• [DESCRIPTION OF THE TASK]:
Pick out every line with the word "Испытательный" and copy it.

• [SUPPLIED RECORDS]:
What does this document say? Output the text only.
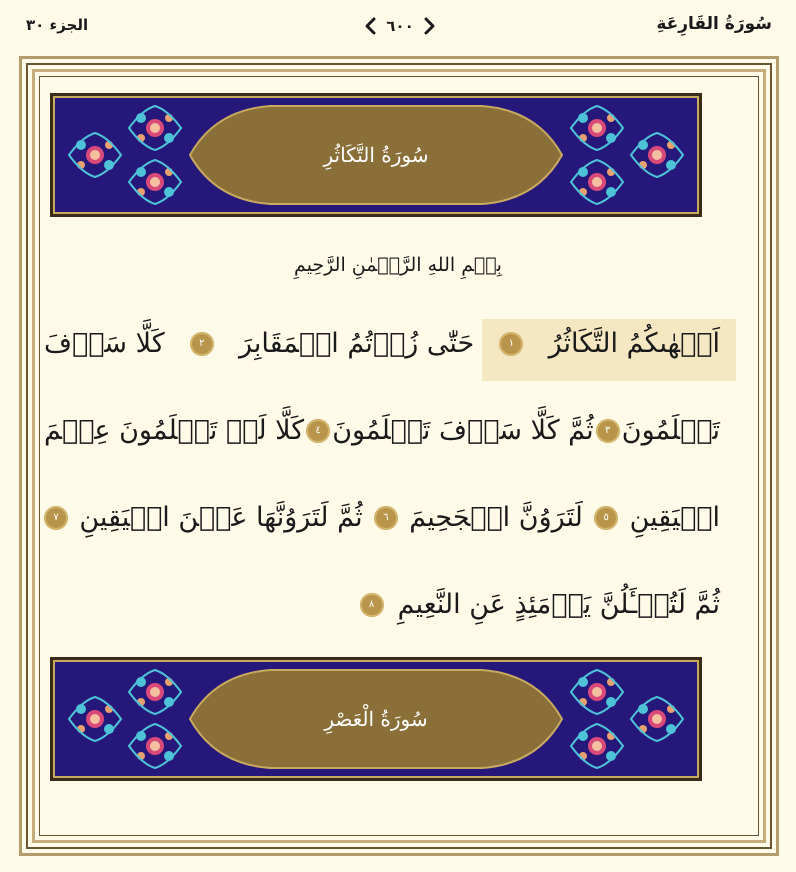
الجزء ٣٠	٦٠٠	سُورَةُ القَارِعَةِ
سُورَةُ التَّكَاثُرِ
بِسۡمِ اللهِ الرَّحۡمٰنِ الرَّحِيمِ
اَلۡهٰىكُمُ التَّكَاثُرُ
١
حَتّٰى زُرۡتُمُ الۡمَقَابِرَ
٢
كَلَّا سَوۡفَ
تَعۡلَمُونَ
٣
ثُمَّ كَلَّا سَوۡفَ تَعۡلَمُونَ
٤
كَلَّا لَوۡ تَعۡلَمُونَ عِلۡمَ
الۡيَقِينِ
٥
لَتَرَوُنَّ الۡجَحِيمَ
٦
ثُمَّ لَتَرَوُنَّهَا عَيۡنَ الۡيَقِينِ
٧
ثُمَّ لَتُسۡـَٔلُنَّ يَوۡمَئِذٍ عَنِ النَّعِيمِ
٨
سُورَةُ الْعَصْرِ
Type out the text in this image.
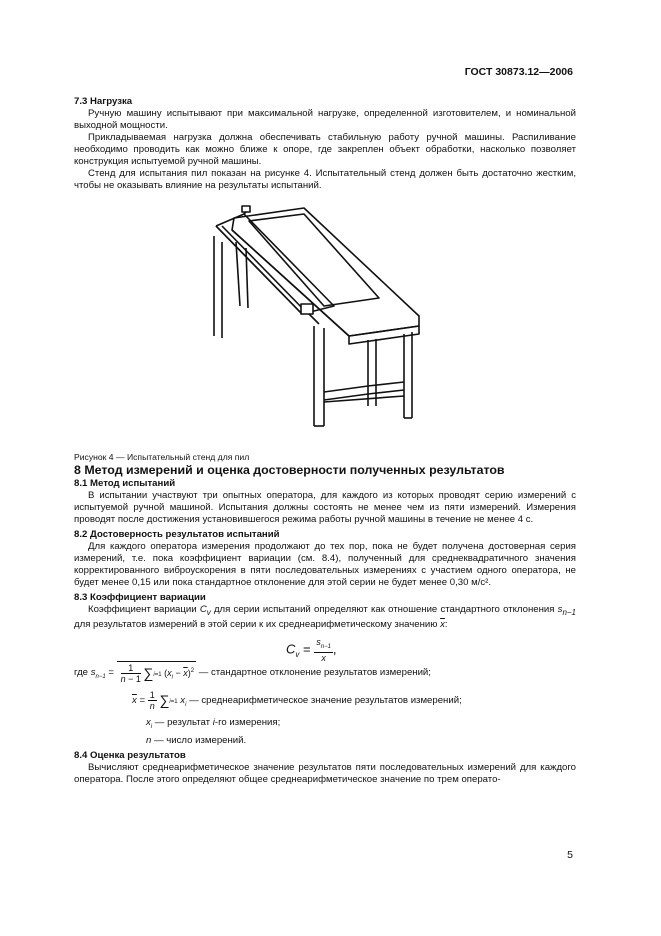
ГОСТ 30873.12—2006

7.3 Нагрузка

Ручную машину испытывают при максимальной нагрузке, определенной изготовителем, и номинальной выходной мощности.

Прикладываемая нагрузка должна обеспечивать стабильную работу ручной машины. Распиливание необходимо проводить как можно ближе к опоре, где закреплен объект обработки, насколько позволяет конструкция испытуемой ручной машины.

Стенд для испытания пил показан на рисунке 4. Испытательный стенд должен быть достаточно жестким, чтобы не оказывать влияние на результаты испытаний.

Рисунок 4 — Испытательный стенд для пил

8 Метод измерений и оценка достоверности полученных результатов

8.1 Метод испытаний

В испытании участвуют три опытных оператора, для каждого из которых проводят серию измерений с испытуемой ручной машиной. Испытания должны состоять не менее чем из пяти измерений. Измерения проводят после достижения установившегося режима работы ручной машины в течение не менее 4 с.

8.2 Достоверность результатов испытаний

Для каждого оператора измерения продолжают до тех пор, пока не будет получена достоверная серия измерений, т.е. пока коэффициент вариации (см. 8.4), полученный для среднеквадратичного значения корректированного виброускорения в пяти последовательных измерениях с участием одного оператора, не будет менее 0,15 или пока стандартное отклонение для этой серии не будет менее 0,30 м/с².

8.3 Коэффициент вариации

Коэффициент вариации $C_v$ для серии испытаний определяют как отношение стандартного отклонения $s_{n-1}$ для результатов измерений в этой серии к их среднеарифметическому значению $\overline{x}$:

$C_v = \frac{s_{n-1}}{x}$ ,
где $s_{n-1} = \frac{1}{n - 1} \sum i=1$ $(x_i - \overline{x})^2$ — стандартное отклонение результатов измерений;
$\overline{x} = \frac{1}{n} \sum i=1$ $x_i$ — среднеарифметическое значение результатов измерений;
$x_i$ — результат i-го измерения;
n — число измерений.

8.4 Оценка результатов

Вычисляют среднеарифметическое значение результатов пяти последовательных измерений для каждого оператора. После этого определяют общее среднеарифметическое значение по трем операто-

5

• [RESULT FOR THIS EXERCISE]:
Стенд для испытания пил показан на рисунке 4. Испытательный стенд должен быть достаточно жестким, чтобы не оказывать влияние на результаты испытаний.
Рисунок 4 — Испытательный стенд для пил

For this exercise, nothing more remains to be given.